GIVEN TEXT:
▽

“I had to dream awake”
-The Frames
Writing is a mental game.
Whether you pile up a lot of interesting words and let that guide
parts of your story, or you construct a moment and hunt for the words
to do it justice, in the end we're still just talking about a lot of
words. And yet anybody who has ever started a serious writing
project knows the pain of staring empty-headed at an equally empty
page. It doesn't matter if you're on page 600 or page 1, this is a
very real and daunting challenge that can slow the whole process down
to a soul crushing crawl. So what the hell do you do to get yourself
out of it?
Try this.
Stop, relax, and think, but go somewhere else to do it.
'Prewriting'
is an absolute misnomer. Most people seem to think you prewrite
before you begin a project, and then you sit down without ever
looking back and fritter away until the thing is done. I don't even
think of it as prewriting, I think of it as sketching.
Dry on ideas before, during, or after a draft? Sit down, let your
mind breathe, and sketch a bit.
Here's
what I do. I turn my computer off and I go sit down somewhere else.
This is a really basic mental trick. The goal is to break the
unfocused, no ideasy, falling feeling I get sitting in my writing
chair without writing for too long. I have a pad and a pen with me.

△

DATA SHOWN:
▽

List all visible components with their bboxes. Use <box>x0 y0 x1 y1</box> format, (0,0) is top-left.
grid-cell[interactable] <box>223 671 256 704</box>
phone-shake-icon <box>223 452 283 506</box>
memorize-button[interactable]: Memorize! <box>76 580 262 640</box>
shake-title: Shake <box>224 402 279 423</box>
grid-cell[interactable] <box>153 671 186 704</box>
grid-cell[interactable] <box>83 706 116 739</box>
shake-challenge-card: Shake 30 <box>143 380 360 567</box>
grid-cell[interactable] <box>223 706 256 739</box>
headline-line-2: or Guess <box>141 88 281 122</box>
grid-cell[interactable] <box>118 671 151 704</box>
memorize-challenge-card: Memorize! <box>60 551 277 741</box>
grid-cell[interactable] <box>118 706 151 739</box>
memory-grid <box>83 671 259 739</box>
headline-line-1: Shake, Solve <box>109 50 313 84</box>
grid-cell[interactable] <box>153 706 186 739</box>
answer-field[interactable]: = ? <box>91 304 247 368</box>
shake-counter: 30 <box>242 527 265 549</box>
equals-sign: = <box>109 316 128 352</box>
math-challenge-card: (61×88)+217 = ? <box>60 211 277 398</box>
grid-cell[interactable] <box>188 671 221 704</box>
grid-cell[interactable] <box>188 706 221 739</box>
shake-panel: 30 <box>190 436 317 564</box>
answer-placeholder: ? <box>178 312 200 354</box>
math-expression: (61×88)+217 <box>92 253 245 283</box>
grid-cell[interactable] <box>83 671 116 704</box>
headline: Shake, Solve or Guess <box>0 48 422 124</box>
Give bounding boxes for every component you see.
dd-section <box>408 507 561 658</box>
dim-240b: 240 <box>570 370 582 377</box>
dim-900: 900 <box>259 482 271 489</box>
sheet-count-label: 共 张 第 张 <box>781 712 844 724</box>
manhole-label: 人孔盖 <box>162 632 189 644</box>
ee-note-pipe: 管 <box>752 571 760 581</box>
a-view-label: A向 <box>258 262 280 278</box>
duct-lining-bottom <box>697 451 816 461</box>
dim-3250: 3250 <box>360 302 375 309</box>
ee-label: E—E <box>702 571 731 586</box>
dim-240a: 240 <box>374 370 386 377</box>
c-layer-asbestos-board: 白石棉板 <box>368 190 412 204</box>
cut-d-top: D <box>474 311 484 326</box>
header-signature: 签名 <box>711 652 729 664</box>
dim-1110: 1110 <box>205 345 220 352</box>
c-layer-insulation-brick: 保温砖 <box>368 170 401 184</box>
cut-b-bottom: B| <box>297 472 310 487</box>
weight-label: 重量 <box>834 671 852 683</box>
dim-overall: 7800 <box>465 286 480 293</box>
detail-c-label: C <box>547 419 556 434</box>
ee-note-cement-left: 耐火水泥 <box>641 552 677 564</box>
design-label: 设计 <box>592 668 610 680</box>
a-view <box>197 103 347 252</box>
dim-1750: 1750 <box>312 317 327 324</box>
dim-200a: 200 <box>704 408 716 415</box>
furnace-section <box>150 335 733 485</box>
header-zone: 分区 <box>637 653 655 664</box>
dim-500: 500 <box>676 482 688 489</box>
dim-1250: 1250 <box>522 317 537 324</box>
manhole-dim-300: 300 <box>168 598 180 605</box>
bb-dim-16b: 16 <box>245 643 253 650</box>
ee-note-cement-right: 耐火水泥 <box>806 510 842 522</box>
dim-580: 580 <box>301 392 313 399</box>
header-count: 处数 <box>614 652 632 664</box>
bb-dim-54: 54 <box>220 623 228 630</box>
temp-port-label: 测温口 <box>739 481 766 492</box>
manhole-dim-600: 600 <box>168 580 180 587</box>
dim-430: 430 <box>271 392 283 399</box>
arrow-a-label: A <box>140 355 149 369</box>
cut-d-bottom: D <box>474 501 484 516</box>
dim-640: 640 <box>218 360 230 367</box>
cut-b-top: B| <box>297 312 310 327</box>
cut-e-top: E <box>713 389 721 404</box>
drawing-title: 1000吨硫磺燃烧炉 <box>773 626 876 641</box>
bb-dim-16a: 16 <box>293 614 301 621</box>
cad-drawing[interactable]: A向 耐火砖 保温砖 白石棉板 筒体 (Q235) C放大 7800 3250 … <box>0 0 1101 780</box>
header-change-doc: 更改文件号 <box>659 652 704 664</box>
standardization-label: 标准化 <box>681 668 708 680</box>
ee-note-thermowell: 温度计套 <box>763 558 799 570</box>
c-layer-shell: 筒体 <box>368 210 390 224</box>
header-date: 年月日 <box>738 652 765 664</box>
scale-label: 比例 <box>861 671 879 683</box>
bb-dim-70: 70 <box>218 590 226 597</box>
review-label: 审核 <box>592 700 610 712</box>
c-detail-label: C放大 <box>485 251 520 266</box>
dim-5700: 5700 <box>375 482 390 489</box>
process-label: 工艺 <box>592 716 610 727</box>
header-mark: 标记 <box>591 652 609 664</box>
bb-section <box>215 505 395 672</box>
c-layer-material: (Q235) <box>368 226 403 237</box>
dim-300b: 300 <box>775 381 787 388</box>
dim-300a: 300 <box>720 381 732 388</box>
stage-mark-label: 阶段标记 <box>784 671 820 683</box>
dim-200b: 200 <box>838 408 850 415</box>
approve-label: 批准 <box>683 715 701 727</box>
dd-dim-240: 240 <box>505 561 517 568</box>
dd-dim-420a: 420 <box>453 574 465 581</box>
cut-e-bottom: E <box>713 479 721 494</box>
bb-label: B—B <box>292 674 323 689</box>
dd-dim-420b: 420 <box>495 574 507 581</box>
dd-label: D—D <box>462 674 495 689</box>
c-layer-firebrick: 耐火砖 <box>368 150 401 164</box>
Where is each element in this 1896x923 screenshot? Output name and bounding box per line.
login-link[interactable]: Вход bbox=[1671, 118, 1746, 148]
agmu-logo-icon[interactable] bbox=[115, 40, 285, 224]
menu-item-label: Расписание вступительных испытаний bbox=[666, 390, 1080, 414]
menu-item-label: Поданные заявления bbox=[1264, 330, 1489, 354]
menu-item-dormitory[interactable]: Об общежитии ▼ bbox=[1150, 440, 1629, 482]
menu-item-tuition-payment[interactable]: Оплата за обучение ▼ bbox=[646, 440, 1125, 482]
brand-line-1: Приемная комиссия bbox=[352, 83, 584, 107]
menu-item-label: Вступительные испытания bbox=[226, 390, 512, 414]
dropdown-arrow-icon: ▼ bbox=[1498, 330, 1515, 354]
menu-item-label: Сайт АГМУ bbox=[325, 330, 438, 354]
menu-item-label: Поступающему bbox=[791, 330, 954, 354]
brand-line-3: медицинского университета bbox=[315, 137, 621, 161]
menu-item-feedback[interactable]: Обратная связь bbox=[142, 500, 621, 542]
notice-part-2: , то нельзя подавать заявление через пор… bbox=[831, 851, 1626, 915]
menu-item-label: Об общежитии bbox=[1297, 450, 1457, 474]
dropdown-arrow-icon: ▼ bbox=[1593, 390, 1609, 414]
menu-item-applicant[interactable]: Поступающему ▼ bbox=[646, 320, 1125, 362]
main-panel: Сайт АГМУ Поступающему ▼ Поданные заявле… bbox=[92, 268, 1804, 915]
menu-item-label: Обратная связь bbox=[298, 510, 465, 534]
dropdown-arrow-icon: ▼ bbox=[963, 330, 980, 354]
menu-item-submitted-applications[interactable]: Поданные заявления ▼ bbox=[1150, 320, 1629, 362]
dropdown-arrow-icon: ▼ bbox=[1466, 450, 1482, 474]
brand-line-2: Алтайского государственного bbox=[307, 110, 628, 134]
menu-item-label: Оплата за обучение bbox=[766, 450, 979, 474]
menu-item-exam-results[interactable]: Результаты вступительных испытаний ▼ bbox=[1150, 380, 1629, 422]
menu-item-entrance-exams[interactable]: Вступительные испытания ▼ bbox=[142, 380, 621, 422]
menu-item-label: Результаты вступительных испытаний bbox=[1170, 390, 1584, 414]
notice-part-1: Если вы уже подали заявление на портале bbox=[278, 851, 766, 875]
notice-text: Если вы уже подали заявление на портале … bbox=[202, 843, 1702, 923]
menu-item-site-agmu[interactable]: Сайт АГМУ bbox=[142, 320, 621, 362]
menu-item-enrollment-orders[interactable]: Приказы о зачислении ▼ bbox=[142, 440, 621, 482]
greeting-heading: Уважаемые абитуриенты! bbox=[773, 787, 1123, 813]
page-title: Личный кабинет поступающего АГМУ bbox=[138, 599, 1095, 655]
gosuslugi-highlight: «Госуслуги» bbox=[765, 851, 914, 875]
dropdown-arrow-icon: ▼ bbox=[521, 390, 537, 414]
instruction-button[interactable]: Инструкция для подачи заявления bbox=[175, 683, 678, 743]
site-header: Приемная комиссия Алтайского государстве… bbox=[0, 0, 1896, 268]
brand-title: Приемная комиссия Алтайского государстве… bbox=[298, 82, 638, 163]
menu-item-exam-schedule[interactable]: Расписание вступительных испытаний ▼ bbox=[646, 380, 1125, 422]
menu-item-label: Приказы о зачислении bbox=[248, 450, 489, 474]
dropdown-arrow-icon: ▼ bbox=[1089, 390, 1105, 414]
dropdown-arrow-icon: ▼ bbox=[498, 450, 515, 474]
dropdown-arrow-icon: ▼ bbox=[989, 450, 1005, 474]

△

GOALS:
**a)** Reproduce the passage on writer's block from the words "-The Frames" through the words "else to do it.".
**b)** How would you sum up the passage on writer's block in two sentences?
You won't need the rows here.

EXERCISE ANSWERS:
**a)**
-The Frames
Writing is a mental game.
Whether you pile up a lot of interesting words and let that guide
parts of your story, or you construct a moment and hunt for the words
to do it justice, in the end we're still just talking about a lot of
words. And yet anybody who has ever started a serious writing
project knows the pain of staring empty-headed at an equally empty
page. It doesn't matter if you're on page 600 or page 1, this is a
very real and daunting challenge that can slow the whole process down
to a soul crushing crawl. So what the hell do you do to get yourself
out of it?
Try this.
Stop, relax, and think, but go somewhere else to do it.

**b)** Writing comes down to words, yet anyone on a serious project knows the pain of staring at an empty page, which can slow the work to a crawl whether on page 1 or page 600. The suggested remedy is to stop, relax, and think somewhere else, treating "prewriting" as sketching that can happen before, during, or after a draft, as the writer does by turning off the computer and sitting elsewhere with a pad and pen.